Begin ITEMS
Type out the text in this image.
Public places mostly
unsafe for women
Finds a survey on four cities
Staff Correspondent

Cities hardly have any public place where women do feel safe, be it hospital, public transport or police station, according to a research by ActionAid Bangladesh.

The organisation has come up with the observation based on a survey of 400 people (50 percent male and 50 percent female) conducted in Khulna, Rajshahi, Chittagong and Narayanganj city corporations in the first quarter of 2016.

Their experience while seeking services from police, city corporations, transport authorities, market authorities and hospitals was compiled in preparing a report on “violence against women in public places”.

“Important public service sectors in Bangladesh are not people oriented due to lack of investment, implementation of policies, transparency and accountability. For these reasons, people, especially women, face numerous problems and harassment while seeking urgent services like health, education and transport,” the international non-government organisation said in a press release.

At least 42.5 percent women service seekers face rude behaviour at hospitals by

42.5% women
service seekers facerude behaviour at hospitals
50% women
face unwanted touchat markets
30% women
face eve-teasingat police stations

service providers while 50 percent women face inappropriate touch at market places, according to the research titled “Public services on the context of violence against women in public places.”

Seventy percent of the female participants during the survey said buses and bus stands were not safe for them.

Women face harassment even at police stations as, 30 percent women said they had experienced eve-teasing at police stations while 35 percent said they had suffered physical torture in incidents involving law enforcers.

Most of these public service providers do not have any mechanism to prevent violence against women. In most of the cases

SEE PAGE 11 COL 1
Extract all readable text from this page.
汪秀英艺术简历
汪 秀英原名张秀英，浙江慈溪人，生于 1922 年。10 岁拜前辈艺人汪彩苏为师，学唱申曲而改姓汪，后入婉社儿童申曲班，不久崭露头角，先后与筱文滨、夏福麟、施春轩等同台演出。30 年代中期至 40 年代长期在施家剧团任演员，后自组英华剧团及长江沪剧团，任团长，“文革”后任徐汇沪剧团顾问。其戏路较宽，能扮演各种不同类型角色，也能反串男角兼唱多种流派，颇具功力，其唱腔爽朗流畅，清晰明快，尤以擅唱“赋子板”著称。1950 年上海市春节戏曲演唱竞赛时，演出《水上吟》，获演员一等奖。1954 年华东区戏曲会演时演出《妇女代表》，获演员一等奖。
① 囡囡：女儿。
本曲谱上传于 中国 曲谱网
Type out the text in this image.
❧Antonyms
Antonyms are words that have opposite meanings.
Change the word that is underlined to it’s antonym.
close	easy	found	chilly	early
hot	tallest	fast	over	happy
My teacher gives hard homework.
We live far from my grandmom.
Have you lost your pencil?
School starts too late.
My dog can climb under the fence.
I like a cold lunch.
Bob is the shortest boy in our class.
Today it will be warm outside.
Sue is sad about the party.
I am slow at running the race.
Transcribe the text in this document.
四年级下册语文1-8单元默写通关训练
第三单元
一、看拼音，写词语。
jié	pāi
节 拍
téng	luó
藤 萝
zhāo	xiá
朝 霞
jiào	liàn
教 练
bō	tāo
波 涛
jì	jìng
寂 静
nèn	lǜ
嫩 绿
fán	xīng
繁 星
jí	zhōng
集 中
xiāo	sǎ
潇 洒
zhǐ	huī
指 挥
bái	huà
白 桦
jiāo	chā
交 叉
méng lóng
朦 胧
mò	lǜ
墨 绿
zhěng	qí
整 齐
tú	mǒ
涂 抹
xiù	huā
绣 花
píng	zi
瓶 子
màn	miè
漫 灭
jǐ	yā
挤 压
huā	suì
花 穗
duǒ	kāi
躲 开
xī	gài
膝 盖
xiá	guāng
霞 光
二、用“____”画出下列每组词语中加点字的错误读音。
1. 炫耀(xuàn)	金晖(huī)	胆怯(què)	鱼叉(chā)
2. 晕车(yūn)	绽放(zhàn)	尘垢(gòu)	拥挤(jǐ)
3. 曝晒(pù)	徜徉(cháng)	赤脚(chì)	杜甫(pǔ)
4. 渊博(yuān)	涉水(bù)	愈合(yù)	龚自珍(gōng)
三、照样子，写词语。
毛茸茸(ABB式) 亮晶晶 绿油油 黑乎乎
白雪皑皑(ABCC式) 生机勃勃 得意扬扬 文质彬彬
End ITEMS
Make a verbatim copy of every entry shown above.

RESULT =
Type out the text in this image.
Public places mostly
unsafe for women
Finds a survey on four cities
Staff Correspondent

Cities hardly have any public place where women do feel safe, be it hospital, public transport or police station, according to a research by ActionAid Bangladesh.

The organisation has come up with the observation based on a survey of 400 people (50 percent male and 50 percent female) conducted in Khulna, Rajshahi, Chittagong and Narayanganj city corporations in the first quarter of 2016.

Their experience while seeking services from police, city corporations, transport authorities, market authorities and hospitals was compiled in preparing a report on “violence against women in public places”.

“Important public service sectors in Bangladesh are not people oriented due to lack of investment, implementation of policies, transparency and accountability. For these reasons, people, especially women, face numerous problems and harassment while seeking urgent services like health, education and transport,” the international non-government organisation said in a press release.

At least 42.5 percent women service seekers face rude behaviour at hospitals by

42.5% women
service seekers facerude behaviour at hospitals
50% women
face unwanted touchat markets
30% women
face eve-teasingat police stations

service providers while 50 percent women face inappropriate touch at market places, according to the research titled “Public services on the context of violence against women in public places.”

Seventy percent of the female participants during the survey said buses and bus stands were not safe for them.

Women face harassment even at police stations as, 30 percent women said they had experienced eve-teasing at police stations while 35 percent said they had suffered physical torture in incidents involving law enforcers.

Most of these public service providers do not have any mechanism to prevent violence against women. In most of the cases

SEE PAGE 11 COL 1
Extract all readable text from this page.
汪秀英艺术简历
汪 秀英原名张秀英，浙江慈溪人，生于 1922 年。10 岁拜前辈艺人汪彩苏为师，学唱申曲而改姓汪，后入婉社儿童申曲班，不久崭露头角，先后与筱文滨、夏福麟、施春轩等同台演出。30 年代中期至 40 年代长期在施家剧团任演员，后自组英华剧团及长江沪剧团，任团长，“文革”后任徐汇沪剧团顾问。其戏路较宽，能扮演各种不同类型角色，也能反串男角兼唱多种流派，颇具功力，其唱腔爽朗流畅，清晰明快，尤以擅唱“赋子板”著称。1950 年上海市春节戏曲演唱竞赛时，演出《水上吟》，获演员一等奖。1954 年华东区戏曲会演时演出《妇女代表》，获演员一等奖。
① 囡囡：女儿。
本曲谱上传于 中国 曲谱网
Type out the text in this image.
❧Antonyms
Antonyms are words that have opposite meanings.
Change the word that is underlined to it’s antonym.
close	easy	found	chilly	early
hot	tallest	fast	over	happy
My teacher gives hard homework.
We live far from my grandmom.
Have you lost your pencil?
School starts too late.
My dog can climb under the fence.
I like a cold lunch.
Bob is the shortest boy in our class.
Today it will be warm outside.
Sue is sad about the party.
I am slow at running the race.
Transcribe the text in this document.
四年级下册语文1-8单元默写通关训练
第三单元
一、看拼音，写词语。
jié	pāi
节 拍
téng	luó
藤 萝
zhāo	xiá
朝 霞
jiào	liàn
教 练
bō	tāo
波 涛
jì	jìng
寂 静
nèn	lǜ
嫩 绿
fán	xīng
繁 星
jí	zhōng
集 中
xiāo	sǎ
潇 洒
zhǐ	huī
指 挥
bái	huà
白 桦
jiāo	chā
交 叉
méng lóng
朦 胧
mò	lǜ
墨 绿
zhěng	qí
整 齐
tú	mǒ
涂 抹
xiù	huā
绣 花
píng	zi
瓶 子
màn	miè
漫 灭
jǐ	yā
挤 压
huā	suì
花 穗
duǒ	kāi
躲 开
xī	gài
膝 盖
xiá	guāng
霞 光
二、用“____”画出下列每组词语中加点字的错误读音。
1. 炫耀(xuàn)	金晖(huī)	胆怯(què)	鱼叉(chā)
2. 晕车(yūn)	绽放(zhàn)	尘垢(gòu)	拥挤(jǐ)
3. 曝晒(pù)	徜徉(cháng)	赤脚(chì)	杜甫(pǔ)
4. 渊博(yuān)	涉水(bù)	愈合(yù)	龚自珍(gōng)
三、照样子，写词语。
毛茸茸(ABB式) 亮晶晶 绿油油 黑乎乎
白雪皑皑(ABCC式) 生机勃勃 得意扬扬 文质彬彬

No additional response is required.